(Collected data entries):
****
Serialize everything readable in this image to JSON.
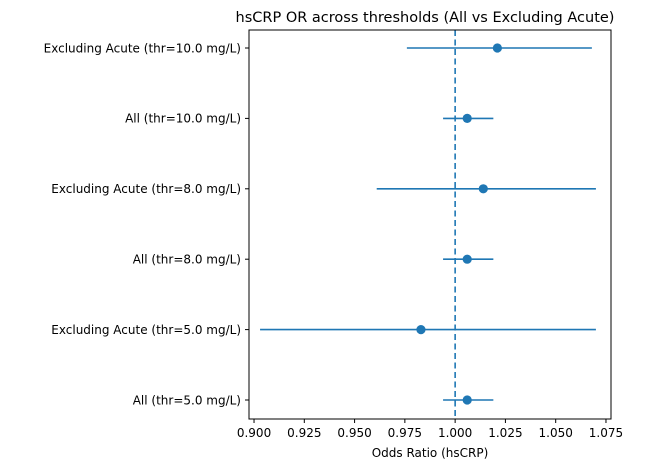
{
  "chart_data": {
    "type": "scatter",
    "subtype": "forest-plot",
    "title": "hsCRP OR across thresholds (All vs Excluding Acute)",
    "xlabel": "Odds Ratio (hsCRP)",
    "ylabel": "",
    "xlim": [
      0.8975,
      1.0775
    ],
    "xticks": [
      "0.900",
      "0.925",
      "0.950",
      "0.975",
      "1.000",
      "1.025",
      "1.050",
      "1.075"
    ],
    "xtick_values": [
      0.9,
      0.925,
      0.95,
      0.975,
      1.0,
      1.025,
      1.05,
      1.075
    ],
    "reference_line": {
      "x": 1.0,
      "style": "dashed"
    },
    "grid": false,
    "color": "#1f77b4",
    "points": [
      {
        "label": "Excluding Acute (thr=10.0 mg/L)",
        "or": 1.021,
        "ci_low": 0.976,
        "ci_high": 1.068
      },
      {
        "label": "All (thr=10.0 mg/L)",
        "or": 1.006,
        "ci_low": 0.994,
        "ci_high": 1.019
      },
      {
        "label": "Excluding Acute (thr=8.0 mg/L)",
        "or": 1.014,
        "ci_low": 0.961,
        "ci_high": 1.07
      },
      {
        "label": "All (thr=8.0 mg/L)",
        "or": 1.006,
        "ci_low": 0.994,
        "ci_high": 1.019
      },
      {
        "label": "Excluding Acute (thr=5.0 mg/L)",
        "or": 0.983,
        "ci_low": 0.903,
        "ci_high": 1.07
      },
      {
        "label": "All (thr=5.0 mg/L)",
        "or": 1.006,
        "ci_low": 0.994,
        "ci_high": 1.019
      }
    ]
  }
}
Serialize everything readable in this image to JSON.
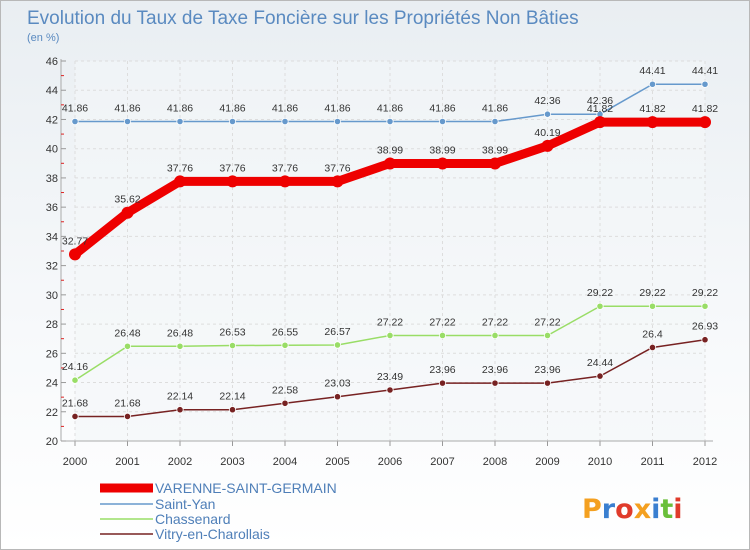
{
  "chart_data": {
    "type": "line",
    "title": "Evolution du Taux de Taxe Foncière sur les Propriétés Non Bâties",
    "subtitle": "(en %)",
    "xlabel": "",
    "ylabel": "",
    "x": [
      "2000",
      "2001",
      "2002",
      "2003",
      "2004",
      "2005",
      "2006",
      "2007",
      "2008",
      "2009",
      "2010",
      "2011",
      "2012"
    ],
    "ylim": [
      20,
      46
    ],
    "yticks": [
      20,
      22,
      24,
      26,
      28,
      30,
      32,
      34,
      36,
      38,
      40,
      42,
      44,
      46
    ],
    "grid": true,
    "legend_position": "bottom-left",
    "series": [
      {
        "name": "VARENNE-SAINT-GERMAIN",
        "color": "#ee0000",
        "values": [
          32.77,
          35.62,
          37.76,
          37.76,
          37.76,
          37.76,
          38.99,
          38.99,
          38.99,
          40.19,
          41.82,
          41.82,
          41.82
        ],
        "labels": [
          "32.77",
          "35.62",
          "37.76",
          "37.76",
          "37.76",
          "37.76",
          "38.99",
          "38.99",
          "38.99",
          "40.19",
          "41.82",
          "41.82",
          "41.82"
        ]
      },
      {
        "name": "Saint-Yan",
        "color": "#6699cc",
        "values": [
          41.86,
          41.86,
          41.86,
          41.86,
          41.86,
          41.86,
          41.86,
          41.86,
          41.86,
          42.36,
          42.36,
          44.41,
          44.41
        ],
        "labels": [
          "41.86",
          "41.86",
          "41.86",
          "41.86",
          "41.86",
          "41.86",
          "41.86",
          "41.86",
          "41.86",
          "42.36",
          "42.36",
          "44.41",
          "44.41"
        ]
      },
      {
        "name": "Chassenard",
        "color": "#99dd66",
        "values": [
          24.16,
          26.48,
          26.48,
          26.53,
          26.55,
          26.57,
          27.22,
          27.22,
          27.22,
          27.22,
          29.22,
          29.22,
          29.22
        ],
        "labels": [
          "24.16",
          "26.48",
          "26.48",
          "26.53",
          "26.55",
          "26.57",
          "27.22",
          "27.22",
          "27.22",
          "27.22",
          "29.22",
          "29.22",
          "29.22"
        ]
      },
      {
        "name": "Vitry-en-Charollais",
        "color": "#772222",
        "values": [
          21.68,
          21.68,
          22.14,
          22.14,
          22.58,
          23.03,
          23.49,
          23.96,
          23.96,
          23.96,
          24.44,
          26.4,
          26.93
        ],
        "labels": [
          "21.68",
          "21.68",
          "22.14",
          "22.14",
          "22.58",
          "23.03",
          "23.49",
          "23.96",
          "23.96",
          "23.96",
          "24.44",
          "26.4",
          "26.93"
        ]
      }
    ]
  },
  "branding": {
    "logo_text": "Proxiti",
    "logo_colors": [
      "#f4a020",
      "#3a7fd0",
      "#e03b2b",
      "#f4a020",
      "#3a7fd0",
      "#6abf3a",
      "#e03b2b"
    ]
  }
}
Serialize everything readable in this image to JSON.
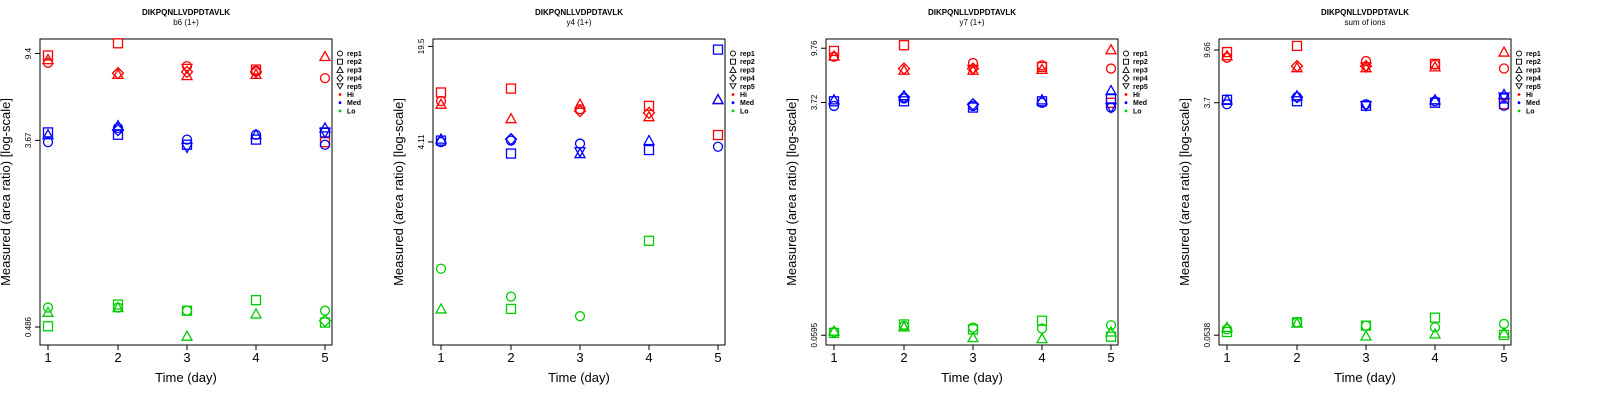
{
  "chart_data": [
    {
      "type": "scatter",
      "title": "DIKPQNLLVDPDTAVLK",
      "subtitle": "b6 (1+)",
      "xlabel": "Time (day)",
      "ylabel": "Measured (area ratio) [log-scale]",
      "ylim": [
        0.4,
        11
      ],
      "x_ticks": [
        "1",
        "2",
        "3",
        "4",
        "5"
      ],
      "y_ticks": [
        "0.486",
        "3.67",
        "9.4"
      ],
      "y_tick_values": [
        0.486,
        3.67,
        9.4
      ],
      "y_scale": "log",
      "legend": [
        "rep1",
        "rep2",
        "rep3",
        "rep4",
        "rep5",
        "Hi",
        "Med",
        "Lo"
      ],
      "legend_position": "right",
      "series": [
        {
          "name": "Hi",
          "color": "#ff0000",
          "rep1": [
            8.5,
            null,
            8.2,
            7.8,
            7.2
          ],
          "rep2": [
            9.2,
            10.5,
            null,
            7.9,
            3.6
          ],
          "rep3": [
            8.8,
            7.5,
            7.4,
            7.5,
            9.1
          ],
          "rep4": [
            null,
            7.6,
            7.7,
            7.7,
            null
          ],
          "rep5": [
            null,
            null,
            8.0,
            null,
            null
          ]
        },
        {
          "name": "Med",
          "color": "#0000ff",
          "rep1": [
            3.6,
            4.2,
            3.7,
            3.9,
            3.5
          ],
          "rep2": [
            4.0,
            3.9,
            3.5,
            3.7,
            4.0
          ],
          "rep3": [
            3.9,
            4.3,
            null,
            3.9,
            4.2
          ],
          "rep4": [
            null,
            4.1,
            null,
            null,
            null
          ],
          "rep5": [
            null,
            null,
            3.4,
            null,
            4.0
          ]
        },
        {
          "name": "Lo",
          "color": "#00cc00",
          "rep1": [
            0.6,
            0.6,
            0.58,
            null,
            0.58
          ],
          "rep2": [
            0.49,
            0.62,
            0.58,
            0.65,
            0.51
          ],
          "rep3": [
            0.57,
            0.6,
            0.44,
            0.56,
            null
          ],
          "rep4": [
            null,
            null,
            null,
            null,
            0.52
          ],
          "rep5": [
            null,
            null,
            null,
            null,
            null
          ]
        }
      ]
    },
    {
      "type": "scatter",
      "title": "DIKPQNLLVDPDTAVLK",
      "subtitle": "y4 (1+)",
      "xlabel": "Time (day)",
      "ylabel": "Measured (area ratio) [log-scale]",
      "ylim": [
        0.15,
        22
      ],
      "x_ticks": [
        "1",
        "2",
        "3",
        "4",
        "5"
      ],
      "y_ticks": [
        "4.11",
        "19.5"
      ],
      "y_tick_values": [
        4.11,
        19.5
      ],
      "y_scale": "log",
      "legend": [
        "rep1",
        "rep2",
        "rep3",
        "rep4",
        "rep5",
        "Hi",
        "Med",
        "Lo"
      ],
      "legend_position": "right",
      "series": [
        {
          "name": "Hi",
          "color": "#ff0000",
          "rep1": [
            8.0,
            null,
            7.0,
            null,
            null
          ],
          "rep2": [
            9.2,
            9.8,
            null,
            7.4,
            4.6
          ],
          "rep3": [
            7.6,
            6.0,
            7.6,
            6.2,
            8.2
          ],
          "rep4": [
            null,
            null,
            6.8,
            6.6,
            null
          ],
          "rep5": [
            null,
            null,
            null,
            null,
            null
          ]
        },
        {
          "name": "Med",
          "color": "#0000ff",
          "rep1": [
            4.1,
            4.2,
            4.0,
            null,
            3.8
          ],
          "rep2": [
            4.2,
            3.4,
            null,
            3.6,
            18.5
          ],
          "rep3": [
            4.3,
            null,
            3.4,
            4.2,
            8.2
          ],
          "rep4": [
            null,
            4.3,
            null,
            null,
            null
          ],
          "rep5": [
            null,
            null,
            3.5,
            null,
            null
          ]
        },
        {
          "name": "Lo",
          "color": "#00cc00",
          "rep1": [
            0.52,
            0.33,
            0.24,
            null,
            null
          ],
          "rep2": [
            null,
            0.27,
            null,
            0.82,
            null
          ],
          "rep3": [
            0.27,
            null,
            null,
            null,
            null
          ],
          "rep4": [
            null,
            null,
            null,
            null,
            null
          ],
          "rep5": [
            null,
            null,
            null,
            null,
            null
          ]
        }
      ]
    },
    {
      "type": "scatter",
      "title": "DIKPQNLLVDPDTAVLK",
      "subtitle": "y7 (1+)",
      "xlabel": "Time (day)",
      "ylabel": "Measured (area ratio) [log-scale]",
      "ylim": [
        0.05,
        11.5
      ],
      "x_ticks": [
        "1",
        "2",
        "3",
        "4",
        "5"
      ],
      "y_ticks": [
        "0.0595",
        "3.72",
        "9.76"
      ],
      "y_tick_values": [
        0.0595,
        3.72,
        9.76
      ],
      "y_scale": "log",
      "legend": [
        "rep1",
        "rep2",
        "rep3",
        "rep4",
        "rep5",
        "Hi",
        "Med",
        "Lo"
      ],
      "legend_position": "right",
      "series": [
        {
          "name": "Hi",
          "color": "#ff0000",
          "rep1": [
            8.4,
            null,
            7.5,
            7.2,
            6.8
          ],
          "rep2": [
            9.3,
            10.3,
            null,
            7.0,
            3.7
          ],
          "rep3": [
            8.5,
            6.6,
            6.6,
            6.7,
            9.5
          ],
          "rep4": [
            null,
            6.8,
            6.8,
            null,
            null
          ],
          "rep5": [
            null,
            null,
            6.7,
            null,
            null
          ]
        },
        {
          "name": "Med",
          "color": "#0000ff",
          "rep1": [
            3.5,
            4.0,
            3.5,
            3.7,
            3.4
          ],
          "rep2": [
            3.8,
            3.8,
            3.4,
            3.8,
            4.0
          ],
          "rep3": [
            3.9,
            4.2,
            null,
            3.9,
            4.6
          ],
          "rep4": [
            null,
            4.1,
            3.6,
            null,
            null
          ],
          "rep5": [
            null,
            null,
            null,
            null,
            3.4
          ]
        },
        {
          "name": "Lo",
          "color": "#00cc00",
          "rep1": [
            0.063,
            0.07,
            0.068,
            0.067,
            0.071
          ],
          "rep2": [
            0.062,
            0.072,
            0.066,
            0.077,
            0.058
          ],
          "rep3": [
            0.064,
            0.069,
            0.057,
            0.056,
            0.063
          ],
          "rep4": [
            null,
            null,
            null,
            null,
            null
          ],
          "rep5": [
            null,
            null,
            null,
            null,
            null
          ]
        }
      ]
    },
    {
      "type": "scatter",
      "title": "DIKPQNLLVDPDTAVLK",
      "subtitle": "sum of ions",
      "xlabel": "Time (day)",
      "ylabel": "Measured (area ratio) [log-scale]",
      "ylim": [
        0.045,
        11.8
      ],
      "x_ticks": [
        "1",
        "2",
        "3",
        "4",
        "5"
      ],
      "y_ticks": [
        "0.0538",
        "3.7",
        "9.66"
      ],
      "y_tick_values": [
        0.0538,
        3.7,
        9.66
      ],
      "y_scale": "log",
      "legend": [
        "rep1",
        "rep2",
        "rep3",
        "rep4",
        "rep5",
        "Hi",
        "Med",
        "Lo"
      ],
      "legend_position": "right",
      "series": [
        {
          "name": "Hi",
          "color": "#ff0000",
          "rep1": [
            8.4,
            null,
            7.9,
            7.4,
            6.9
          ],
          "rep2": [
            9.3,
            10.4,
            null,
            7.5,
            3.6
          ],
          "rep3": [
            8.7,
            7.0,
            7.0,
            7.1,
            9.3
          ],
          "rep4": [
            null,
            7.2,
            7.2,
            null,
            null
          ],
          "rep5": [
            null,
            null,
            7.1,
            null,
            null
          ]
        },
        {
          "name": "Med",
          "color": "#0000ff",
          "rep1": [
            3.6,
            4.1,
            3.6,
            3.8,
            3.5
          ],
          "rep2": [
            3.9,
            3.8,
            3.5,
            3.7,
            4.0
          ],
          "rep3": [
            3.9,
            4.2,
            null,
            3.9,
            4.3
          ],
          "rep4": [
            null,
            4.1,
            null,
            null,
            null
          ],
          "rep5": [
            null,
            null,
            3.5,
            null,
            4.1
          ]
        },
        {
          "name": "Lo",
          "color": "#00cc00",
          "rep1": [
            0.06,
            0.068,
            0.064,
            0.062,
            0.066
          ],
          "rep2": [
            0.057,
            0.068,
            0.064,
            0.074,
            0.054
          ],
          "rep3": [
            0.062,
            0.067,
            0.053,
            0.055,
            0.056
          ],
          "rep4": [
            null,
            null,
            null,
            null,
            null
          ],
          "rep5": [
            null,
            null,
            null,
            null,
            null
          ]
        }
      ]
    }
  ]
}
****
(Exercise description):
Find all lines where the word "Acute" appears. Copy them.

(Task result):
    "title": "hsCRP OR across thresholds (All vs Excluding Acute)",
        "label": "Excluding Acute (thr=10.0 mg/L)",
        "label": "Excluding Acute (thr=8.0 mg/L)",
        "label": "Excluding Acute (thr=5.0 mg/L)",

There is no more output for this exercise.